-- start Data shown --

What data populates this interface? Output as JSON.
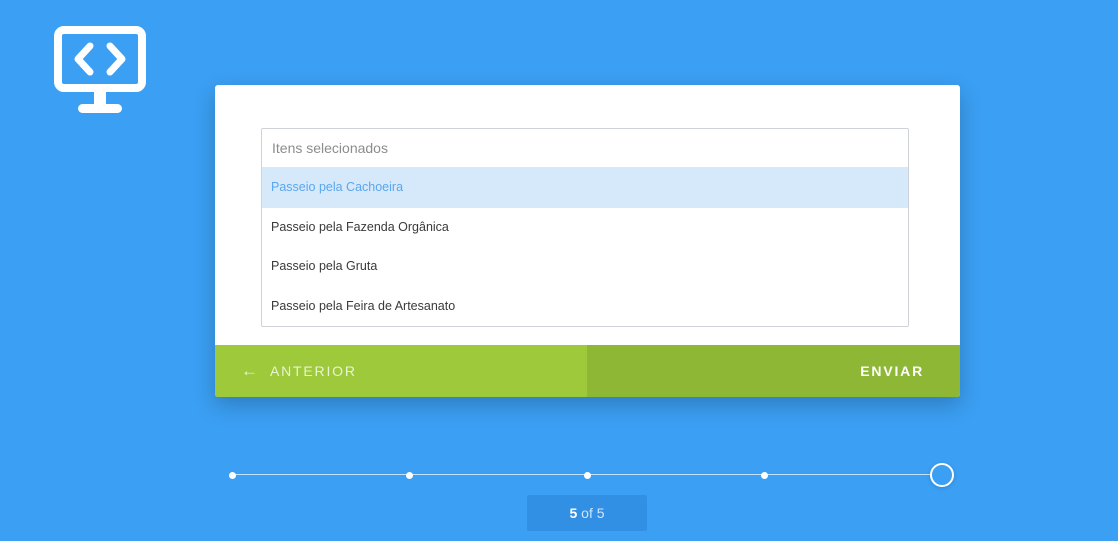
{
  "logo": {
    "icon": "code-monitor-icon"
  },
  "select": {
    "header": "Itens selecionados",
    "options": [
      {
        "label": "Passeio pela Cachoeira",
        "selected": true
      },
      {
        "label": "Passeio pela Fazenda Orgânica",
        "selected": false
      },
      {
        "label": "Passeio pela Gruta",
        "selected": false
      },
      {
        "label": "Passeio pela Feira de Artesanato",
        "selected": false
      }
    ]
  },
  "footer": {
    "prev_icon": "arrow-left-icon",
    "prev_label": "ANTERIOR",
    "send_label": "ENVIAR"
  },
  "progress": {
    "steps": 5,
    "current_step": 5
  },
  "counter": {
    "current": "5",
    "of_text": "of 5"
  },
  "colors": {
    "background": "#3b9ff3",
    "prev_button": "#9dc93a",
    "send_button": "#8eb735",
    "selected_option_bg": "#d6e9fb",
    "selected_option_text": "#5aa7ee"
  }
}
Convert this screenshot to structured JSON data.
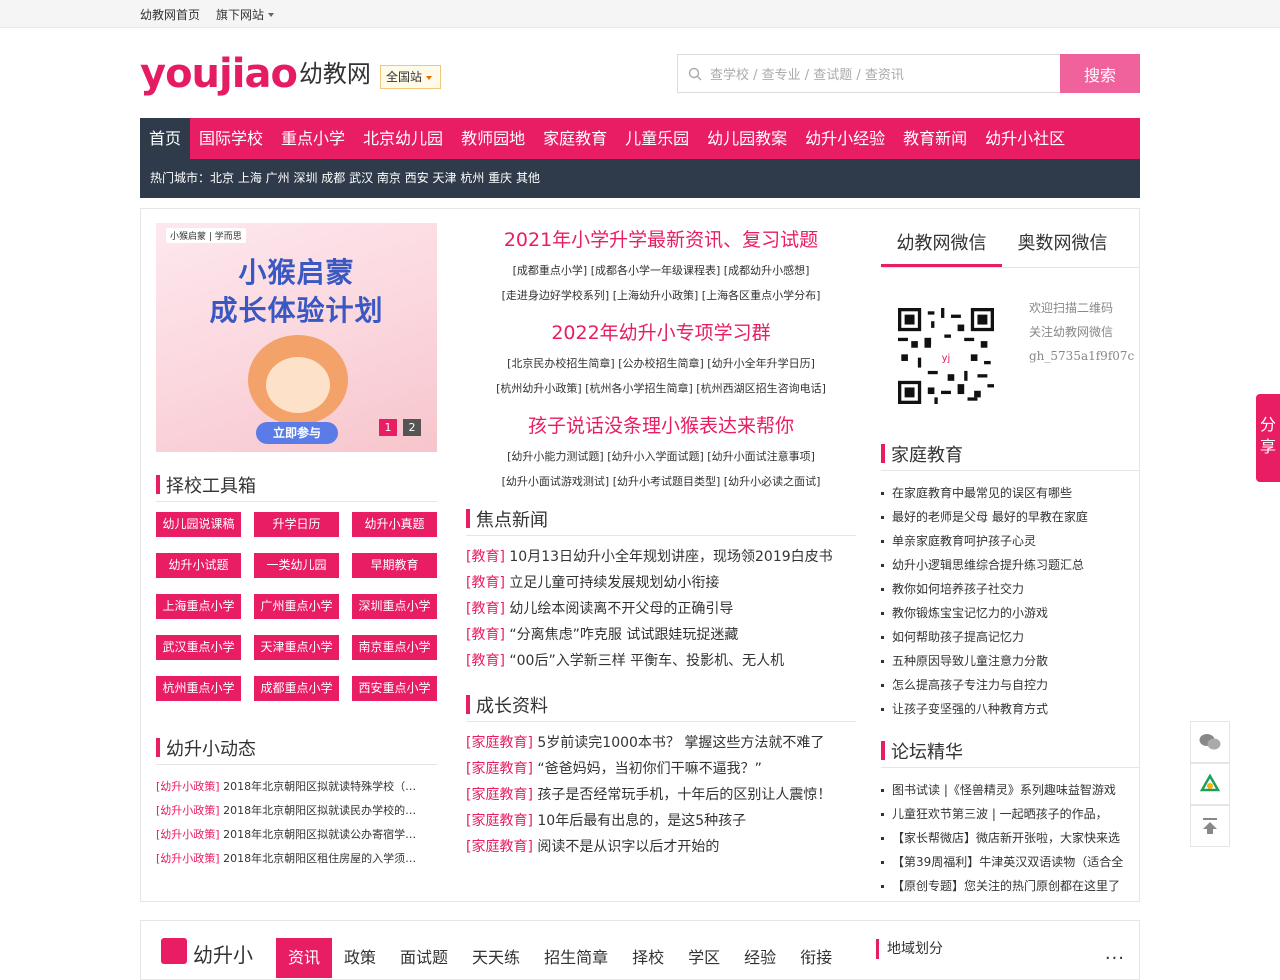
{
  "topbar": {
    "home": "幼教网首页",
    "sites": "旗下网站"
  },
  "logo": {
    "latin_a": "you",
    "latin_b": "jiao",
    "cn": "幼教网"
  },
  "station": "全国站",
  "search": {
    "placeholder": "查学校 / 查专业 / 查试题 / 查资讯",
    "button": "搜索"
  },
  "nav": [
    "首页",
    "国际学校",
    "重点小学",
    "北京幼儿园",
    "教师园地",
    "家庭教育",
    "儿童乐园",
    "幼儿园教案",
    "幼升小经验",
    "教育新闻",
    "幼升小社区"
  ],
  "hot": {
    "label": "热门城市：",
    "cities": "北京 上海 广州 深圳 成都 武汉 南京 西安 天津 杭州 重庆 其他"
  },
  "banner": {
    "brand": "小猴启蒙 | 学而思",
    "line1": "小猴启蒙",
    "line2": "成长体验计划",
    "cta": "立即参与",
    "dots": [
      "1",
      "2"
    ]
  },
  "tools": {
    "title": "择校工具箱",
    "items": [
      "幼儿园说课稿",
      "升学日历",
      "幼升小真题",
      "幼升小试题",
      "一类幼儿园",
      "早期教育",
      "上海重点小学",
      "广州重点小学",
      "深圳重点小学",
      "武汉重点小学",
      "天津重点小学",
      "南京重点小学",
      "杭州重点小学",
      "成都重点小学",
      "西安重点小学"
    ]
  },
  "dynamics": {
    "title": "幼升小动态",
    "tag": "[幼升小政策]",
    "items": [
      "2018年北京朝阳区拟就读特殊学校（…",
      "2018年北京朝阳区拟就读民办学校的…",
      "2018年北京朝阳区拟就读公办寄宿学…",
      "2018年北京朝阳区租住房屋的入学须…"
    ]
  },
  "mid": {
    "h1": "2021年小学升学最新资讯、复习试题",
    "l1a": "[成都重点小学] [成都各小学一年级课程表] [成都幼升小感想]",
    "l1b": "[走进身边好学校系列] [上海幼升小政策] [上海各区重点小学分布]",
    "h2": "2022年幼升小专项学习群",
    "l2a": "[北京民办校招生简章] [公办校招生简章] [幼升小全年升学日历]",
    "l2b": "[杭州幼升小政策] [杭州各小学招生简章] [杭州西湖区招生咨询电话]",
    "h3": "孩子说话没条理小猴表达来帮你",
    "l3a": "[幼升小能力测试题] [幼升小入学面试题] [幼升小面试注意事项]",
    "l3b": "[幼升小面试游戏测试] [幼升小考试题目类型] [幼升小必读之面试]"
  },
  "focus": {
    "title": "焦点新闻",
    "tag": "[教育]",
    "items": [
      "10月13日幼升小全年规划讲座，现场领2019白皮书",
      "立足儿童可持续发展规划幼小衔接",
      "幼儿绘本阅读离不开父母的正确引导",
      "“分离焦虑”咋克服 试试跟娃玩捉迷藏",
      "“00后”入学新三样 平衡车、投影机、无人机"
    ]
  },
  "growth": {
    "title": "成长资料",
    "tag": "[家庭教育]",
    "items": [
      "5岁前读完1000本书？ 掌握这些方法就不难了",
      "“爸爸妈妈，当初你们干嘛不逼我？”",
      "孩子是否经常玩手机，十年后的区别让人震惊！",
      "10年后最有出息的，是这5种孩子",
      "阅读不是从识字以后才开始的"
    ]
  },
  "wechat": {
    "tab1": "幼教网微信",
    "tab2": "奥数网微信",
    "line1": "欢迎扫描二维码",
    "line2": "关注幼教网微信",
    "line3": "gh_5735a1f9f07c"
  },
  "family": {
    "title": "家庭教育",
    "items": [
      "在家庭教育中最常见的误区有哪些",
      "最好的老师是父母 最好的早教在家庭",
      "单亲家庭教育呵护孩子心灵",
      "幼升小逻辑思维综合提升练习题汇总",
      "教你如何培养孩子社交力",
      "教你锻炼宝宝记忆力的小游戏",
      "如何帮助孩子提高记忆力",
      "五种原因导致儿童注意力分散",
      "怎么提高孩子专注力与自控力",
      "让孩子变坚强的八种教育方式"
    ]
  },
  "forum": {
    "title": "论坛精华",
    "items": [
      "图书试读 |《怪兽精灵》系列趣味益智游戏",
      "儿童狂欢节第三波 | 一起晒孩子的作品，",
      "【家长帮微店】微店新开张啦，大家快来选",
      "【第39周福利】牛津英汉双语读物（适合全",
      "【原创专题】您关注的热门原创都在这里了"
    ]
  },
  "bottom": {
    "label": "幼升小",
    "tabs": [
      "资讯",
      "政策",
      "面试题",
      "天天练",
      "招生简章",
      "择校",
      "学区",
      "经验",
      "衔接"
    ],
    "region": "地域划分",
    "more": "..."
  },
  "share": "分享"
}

-- end Data shown --

Repeat the material above verbatim. Leave the pictures behind.

What data populates this interface? Output as JSON.
{
  "logo": {
    "icon": "code-monitor-icon"
  },
  "select": {
    "header": "Itens selecionados",
    "options": [
      {
        "label": "Passeio pela Cachoeira",
        "selected": true
      },
      {
        "label": "Passeio pela Fazenda Orgânica",
        "selected": false
      },
      {
        "label": "Passeio pela Gruta",
        "selected": false
      },
      {
        "label": "Passeio pela Feira de Artesanato",
        "selected": false
      }
    ]
  },
  "footer": {
    "prev_icon": "arrow-left-icon",
    "prev_label": "ANTERIOR",
    "send_label": "ENVIAR"
  },
  "progress": {
    "steps": 5,
    "current_step": 5
  },
  "counter": {
    "current": "5",
    "of_text": "of 5"
  },
  "colors": {
    "background": "#3b9ff3",
    "prev_button": "#9dc93a",
    "send_button": "#8eb735",
    "selected_option_bg": "#d6e9fb",
    "selected_option_text": "#5aa7ee"
  }
}
Convert this screenshot to structured JSON data.
{
  "topbar": {
    "home": "幼教网首页",
    "sites": "旗下网站"
  },
  "logo": {
    "latin_a": "you",
    "latin_b": "jiao",
    "cn": "幼教网"
  },
  "station": "全国站",
  "search": {
    "placeholder": "查学校 / 查专业 / 查试题 / 查资讯",
    "button": "搜索"
  },
  "nav": [
    "首页",
    "国际学校",
    "重点小学",
    "北京幼儿园",
    "教师园地",
    "家庭教育",
    "儿童乐园",
    "幼儿园教案",
    "幼升小经验",
    "教育新闻",
    "幼升小社区"
  ],
  "hot": {
    "label": "热门城市：",
    "cities": "北京 上海 广州 深圳 成都 武汉 南京 西安 天津 杭州 重庆 其他"
  },
  "banner": {
    "brand": "小猴启蒙 | 学而思",
    "line1": "小猴启蒙",
    "line2": "成长体验计划",
    "cta": "立即参与",
    "dots": [
      "1",
      "2"
    ]
  },
  "tools": {
    "title": "择校工具箱",
    "items": [
      "幼儿园说课稿",
      "升学日历",
      "幼升小真题",
      "幼升小试题",
      "一类幼儿园",
      "早期教育",
      "上海重点小学",
      "广州重点小学",
      "深圳重点小学",
      "武汉重点小学",
      "天津重点小学",
      "南京重点小学",
      "杭州重点小学",
      "成都重点小学",
      "西安重点小学"
    ]
  },
  "dynamics": {
    "title": "幼升小动态",
    "tag": "[幼升小政策]",
    "items": [
      "2018年北京朝阳区拟就读特殊学校（…",
      "2018年北京朝阳区拟就读民办学校的…",
      "2018年北京朝阳区拟就读公办寄宿学…",
      "2018年北京朝阳区租住房屋的入学须…"
    ]
  },
  "mid": {
    "h1": "2021年小学升学最新资讯、复习试题",
    "l1a": "[成都重点小学] [成都各小学一年级课程表] [成都幼升小感想]",
    "l1b": "[走进身边好学校系列] [上海幼升小政策] [上海各区重点小学分布]",
    "h2": "2022年幼升小专项学习群",
    "l2a": "[北京民办校招生简章] [公办校招生简章] [幼升小全年升学日历]",
    "l2b": "[杭州幼升小政策] [杭州各小学招生简章] [杭州西湖区招生咨询电话]",
    "h3": "孩子说话没条理小猴表达来帮你",
    "l3a": "[幼升小能力测试题] [幼升小入学面试题] [幼升小面试注意事项]",
    "l3b": "[幼升小面试游戏测试] [幼升小考试题目类型] [幼升小必读之面试]"
  },
  "focus": {
    "title": "焦点新闻",
    "tag": "[教育]",
    "items": [
      "10月13日幼升小全年规划讲座，现场领2019白皮书",
      "立足儿童可持续发展规划幼小衔接",
      "幼儿绘本阅读离不开父母的正确引导",
      "“分离焦虑”咋克服 试试跟娃玩捉迷藏",
      "“00后”入学新三样 平衡车、投影机、无人机"
    ]
  },
  "growth": {
    "title": "成长资料",
    "tag": "[家庭教育]",
    "items": [
      "5岁前读完1000本书？ 掌握这些方法就不难了",
      "“爸爸妈妈，当初你们干嘛不逼我？”",
      "孩子是否经常玩手机，十年后的区别让人震惊！",
      "10年后最有出息的，是这5种孩子",
      "阅读不是从识字以后才开始的"
    ]
  },
  "wechat": {
    "tab1": "幼教网微信",
    "tab2": "奥数网微信",
    "line1": "欢迎扫描二维码",
    "line2": "关注幼教网微信",
    "line3": "gh_5735a1f9f07c"
  },
  "family": {
    "title": "家庭教育",
    "items": [
      "在家庭教育中最常见的误区有哪些",
      "最好的老师是父母 最好的早教在家庭",
      "单亲家庭教育呵护孩子心灵",
      "幼升小逻辑思维综合提升练习题汇总",
      "教你如何培养孩子社交力",
      "教你锻炼宝宝记忆力的小游戏",
      "如何帮助孩子提高记忆力",
      "五种原因导致儿童注意力分散",
      "怎么提高孩子专注力与自控力",
      "让孩子变坚强的八种教育方式"
    ]
  },
  "forum": {
    "title": "论坛精华",
    "items": [
      "图书试读 |《怪兽精灵》系列趣味益智游戏",
      "儿童狂欢节第三波 | 一起晒孩子的作品，",
      "【家长帮微店】微店新开张啦，大家快来选",
      "【第39周福利】牛津英汉双语读物（适合全",
      "【原创专题】您关注的热门原创都在这里了"
    ]
  },
  "bottom": {
    "label": "幼升小",
    "tabs": [
      "资讯",
      "政策",
      "面试题",
      "天天练",
      "招生简章",
      "择校",
      "学区",
      "经验",
      "衔接"
    ],
    "region": "地域划分",
    "more": "..."
  },
  "share": "分享"
}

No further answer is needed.